* [Challenge]: Copy out the listing exactly.

* [Stored items from a collection]:
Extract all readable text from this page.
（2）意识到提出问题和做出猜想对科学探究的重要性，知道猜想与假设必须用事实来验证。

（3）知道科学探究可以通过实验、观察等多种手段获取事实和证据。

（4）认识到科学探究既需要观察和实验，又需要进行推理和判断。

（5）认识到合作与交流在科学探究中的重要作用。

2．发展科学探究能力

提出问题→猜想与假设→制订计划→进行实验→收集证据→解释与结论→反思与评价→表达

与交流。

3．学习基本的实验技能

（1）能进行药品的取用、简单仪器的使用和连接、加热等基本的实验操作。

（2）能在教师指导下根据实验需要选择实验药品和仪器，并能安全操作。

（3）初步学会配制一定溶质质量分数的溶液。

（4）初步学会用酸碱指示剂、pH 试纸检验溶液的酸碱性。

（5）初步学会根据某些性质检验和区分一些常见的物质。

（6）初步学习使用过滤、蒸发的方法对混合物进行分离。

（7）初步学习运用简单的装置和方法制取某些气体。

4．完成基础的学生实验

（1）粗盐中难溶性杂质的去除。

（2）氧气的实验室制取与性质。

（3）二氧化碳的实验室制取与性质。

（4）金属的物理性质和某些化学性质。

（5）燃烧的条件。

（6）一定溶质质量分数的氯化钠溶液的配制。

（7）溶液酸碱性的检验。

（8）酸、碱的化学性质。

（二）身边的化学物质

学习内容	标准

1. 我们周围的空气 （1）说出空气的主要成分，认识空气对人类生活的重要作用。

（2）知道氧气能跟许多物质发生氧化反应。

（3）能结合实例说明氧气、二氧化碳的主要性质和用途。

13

* [In response]:
Extract all readable text from this page.
（2）意识到提出问题和做出猜想对科学探究的重要性，知道猜想与假设必须用事实来验证。

（3）知道科学探究可以通过实验、观察等多种手段获取事实和证据。

（4）认识到科学探究既需要观察和实验，又需要进行推理和判断。

（5）认识到合作与交流在科学探究中的重要作用。

2．发展科学探究能力

提出问题→猜想与假设→制订计划→进行实验→收集证据→解释与结论→反思与评价→表达

与交流。

3．学习基本的实验技能

（1）能进行药品的取用、简单仪器的使用和连接、加热等基本的实验操作。

（2）能在教师指导下根据实验需要选择实验药品和仪器，并能安全操作。

（3）初步学会配制一定溶质质量分数的溶液。

（4）初步学会用酸碱指示剂、pH 试纸检验溶液的酸碱性。

（5）初步学会根据某些性质检验和区分一些常见的物质。

（6）初步学习使用过滤、蒸发的方法对混合物进行分离。

（7）初步学习运用简单的装置和方法制取某些气体。

4．完成基础的学生实验

（1）粗盐中难溶性杂质的去除。

（2）氧气的实验室制取与性质。

（3）二氧化碳的实验室制取与性质。

（4）金属的物理性质和某些化学性质。

（5）燃烧的条件。

（6）一定溶质质量分数的氯化钠溶液的配制。

（7）溶液酸碱性的检验。

（8）酸、碱的化学性质。

（二）身边的化学物质

学习内容	标准

1. 我们周围的空气 （1）说出空气的主要成分，认识空气对人类生活的重要作用。

（2）知道氧气能跟许多物质发生氧化反应。

（3）能结合实例说明氧气、二氧化碳的主要性质和用途。

13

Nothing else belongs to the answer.